Problem statement: Extract the records in full, leaving every picture out.

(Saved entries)
§
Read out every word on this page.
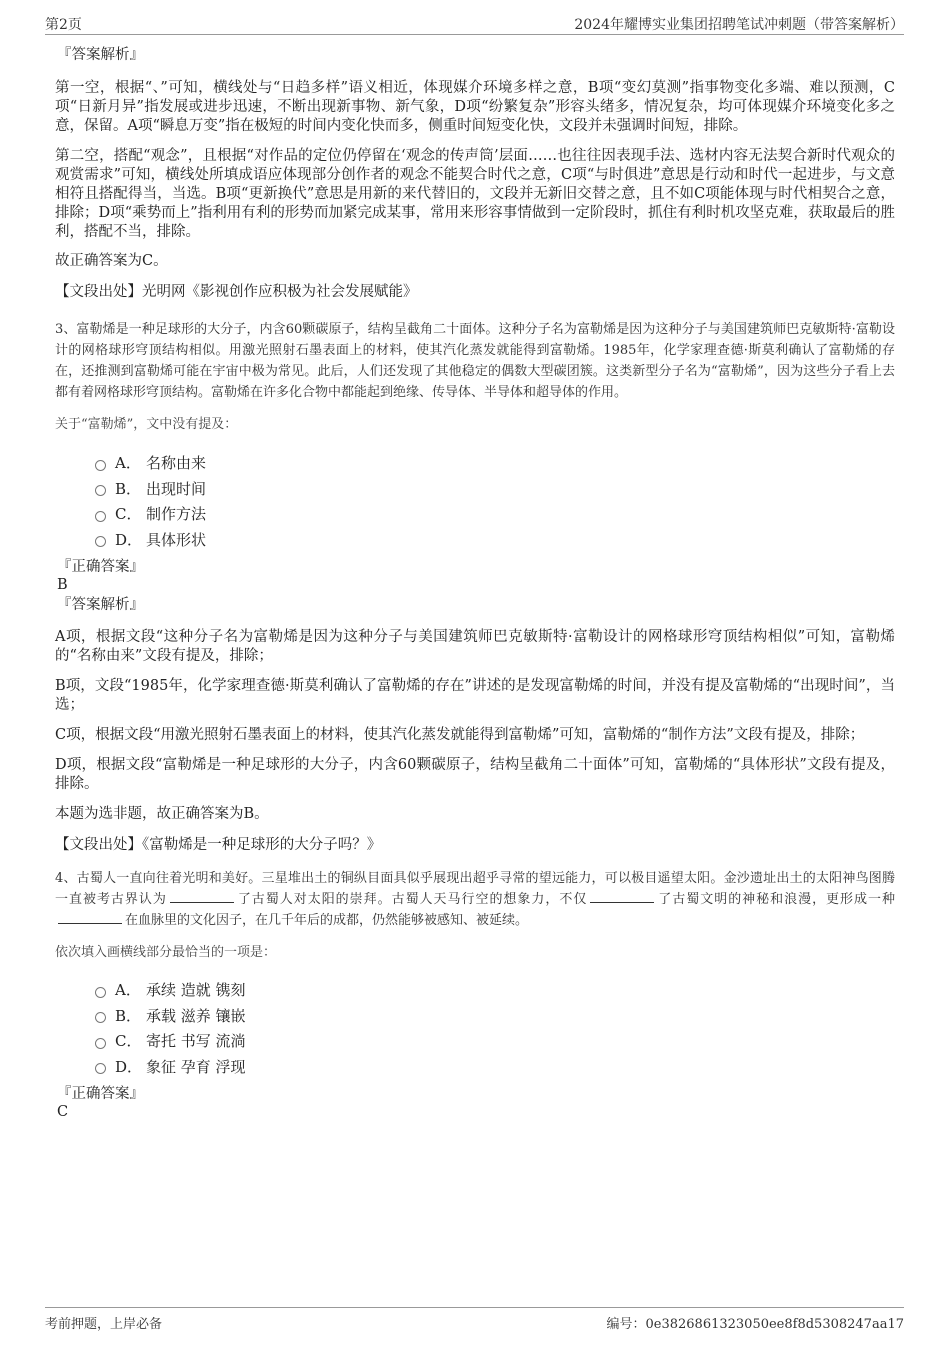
第2页	2024年耀博实业集团招聘笔试冲刺题（带答案解析）
『答案解析』

第一空，根据“、”可知，横线处与“日趋多样”语义相近，体现媒介环境多样之意，B项“变幻莫测”指事物变化多端、难以预测，C项“日新月异”指发展或进步迅速，不断出现新事物、新气象，D项“纷繁复杂”形容头绪多，情况复杂，均可体现媒介环境变化多之意，保留。A项“瞬息万变”指在极短的时间内变化快而多，侧重时间短变化快，文段并未强调时间短，排除。

第二空，搭配“观念”，且根据“对作品的定位仍停留在‘观念的传声筒’层面……也往往因表现手法、选材内容无法契合新时代观众的观赏需求”可知，横线处所填成语应体现部分创作者的观念不能契合时代之意，C项“与时俱进”意思是行动和时代一起进步，与文意相符且搭配得当，当选。B项“更新换代”意思是用新的来代替旧的，文段并无新旧交替之意，且不如C项能体现与时代相契合之意，排除；D项“乘势而上”指利用有利的形势而加紧完成某事，常用来形容事情做到一定阶段时，抓住有利时机攻坚克难，获取最后的胜利，搭配不当，排除。

故正确答案为C。

【文段出处】光明网《影视创作应积极为社会发展赋能》

3、富勒烯是一种足球形的大分子，内含60颗碳原子，结构呈截角二十面体。这种分子名为富勒烯是因为这种分子与美国建筑师巴克敏斯特·富勒设计的网格球形穹顶结构相似。用激光照射石墨表面上的材料，使其汽化蒸发就能得到富勒烯。1985年，化学家理查德·斯莫利确认了富勒烯的存在，还推测到富勒烯可能在宇宙中极为常见。此后，人们还发现了其他稳定的偶数大型碳团簇。这类新型分子名为“富勒烯”，因为这些分子看上去都有着网格球形穹顶结构。富勒烯在许多化合物中都能起到绝缘、传导体、半导体和超导体的作用。

关于“富勒烯”，文中没有提及：
A． 名称由来
B． 出现时间
C． 制作方法
D． 具体形状
『正确答案』
B
『答案解析』

A项，根据文段“这种分子名为富勒烯是因为这种分子与美国建筑师巴克敏斯特·富勒设计的网格球形穹顶结构相似”可知，富勒烯的“名称由来”文段有提及，排除；

B项，文段“1985年，化学家理查德·斯莫利确认了富勒烯的存在”讲述的是发现富勒烯的时间，并没有提及富勒烯的“出现时间”，当选；

C项，根据文段“用激光照射石墨表面上的材料，使其汽化蒸发就能得到富勒烯”可知，富勒烯的“制作方法”文段有提及，排除；

D项，根据文段“富勒烯是一种足球形的大分子，内含60颗碳原子，结构呈截角二十面体”可知，富勒烯的“具体形状”文段有提及，排除。

本题为选非题，故正确答案为B。

【文段出处】《富勒烯是一种足球形的大分子吗？》

4、古蜀人一直向往着光明和美好。三星堆出土的铜纵目面具似乎展现出超乎寻常的望远能力，可以极目遥望太阳。金沙遗址出土的太阳神鸟图腾一直被考古界认为	了古蜀人对太阳的崇拜。古蜀人天马行空的想象力，不仅	了古蜀文明的神秘和浪漫，更形成一种在血脉里的文化因子，在几千年后的成都，仍然能够被感知、被延续。

依次填入画横线部分最恰当的一项是：
A． 承续 造就 镌刻
B． 承载 滋养 镶嵌
C． 寄托 书写 流淌
D． 象征 孕育 浮现
『正确答案』
C
考前押题，上岸必备	编号：0e3826861323050ee8f8d5308247aa17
§
Output for this task:
Read out every word on this page.
第2页	2024年耀博实业集团招聘笔试冲刺题（带答案解析）
『答案解析』

第一空，根据“、”可知，横线处与“日趋多样”语义相近，体现媒介环境多样之意，B项“变幻莫测”指事物变化多端、难以预测，C项“日新月异”指发展或进步迅速，不断出现新事物、新气象，D项“纷繁复杂”形容头绪多，情况复杂，均可体现媒介环境变化多之意，保留。A项“瞬息万变”指在极短的时间内变化快而多，侧重时间短变化快，文段并未强调时间短，排除。

第二空，搭配“观念”，且根据“对作品的定位仍停留在‘观念的传声筒’层面……也往往因表现手法、选材内容无法契合新时代观众的观赏需求”可知，横线处所填成语应体现部分创作者的观念不能契合时代之意，C项“与时俱进”意思是行动和时代一起进步，与文意相符且搭配得当，当选。B项“更新换代”意思是用新的来代替旧的，文段并无新旧交替之意，且不如C项能体现与时代相契合之意，排除；D项“乘势而上”指利用有利的形势而加紧完成某事，常用来形容事情做到一定阶段时，抓住有利时机攻坚克难，获取最后的胜利，搭配不当，排除。

故正确答案为C。

【文段出处】光明网《影视创作应积极为社会发展赋能》

3、富勒烯是一种足球形的大分子，内含60颗碳原子，结构呈截角二十面体。这种分子名为富勒烯是因为这种分子与美国建筑师巴克敏斯特·富勒设计的网格球形穹顶结构相似。用激光照射石墨表面上的材料，使其汽化蒸发就能得到富勒烯。1985年，化学家理查德·斯莫利确认了富勒烯的存在，还推测到富勒烯可能在宇宙中极为常见。此后，人们还发现了其他稳定的偶数大型碳团簇。这类新型分子名为“富勒烯”，因为这些分子看上去都有着网格球形穹顶结构。富勒烯在许多化合物中都能起到绝缘、传导体、半导体和超导体的作用。

关于“富勒烯”，文中没有提及：
A． 名称由来
B． 出现时间
C． 制作方法
D． 具体形状
『正确答案』
B
『答案解析』

A项，根据文段“这种分子名为富勒烯是因为这种分子与美国建筑师巴克敏斯特·富勒设计的网格球形穹顶结构相似”可知，富勒烯的“名称由来”文段有提及，排除；

B项，文段“1985年，化学家理查德·斯莫利确认了富勒烯的存在”讲述的是发现富勒烯的时间，并没有提及富勒烯的“出现时间”，当选；

C项，根据文段“用激光照射石墨表面上的材料，使其汽化蒸发就能得到富勒烯”可知，富勒烯的“制作方法”文段有提及，排除；

D项，根据文段“富勒烯是一种足球形的大分子，内含60颗碳原子，结构呈截角二十面体”可知，富勒烯的“具体形状”文段有提及，排除。

本题为选非题，故正确答案为B。

【文段出处】《富勒烯是一种足球形的大分子吗？》

4、古蜀人一直向往着光明和美好。三星堆出土的铜纵目面具似乎展现出超乎寻常的望远能力，可以极目遥望太阳。金沙遗址出土的太阳神鸟图腾一直被考古界认为	了古蜀人对太阳的崇拜。古蜀人天马行空的想象力，不仅	了古蜀文明的神秘和浪漫，更形成一种在血脉里的文化因子，在几千年后的成都，仍然能够被感知、被延续。

依次填入画横线部分最恰当的一项是：
A． 承续 造就 镌刻
B． 承载 滋养 镶嵌
C． 寄托 书写 流淌
D． 象征 孕育 浮现
『正确答案』
C
考前押题，上岸必备	编号：0e3826861323050ee8f8d5308247aa17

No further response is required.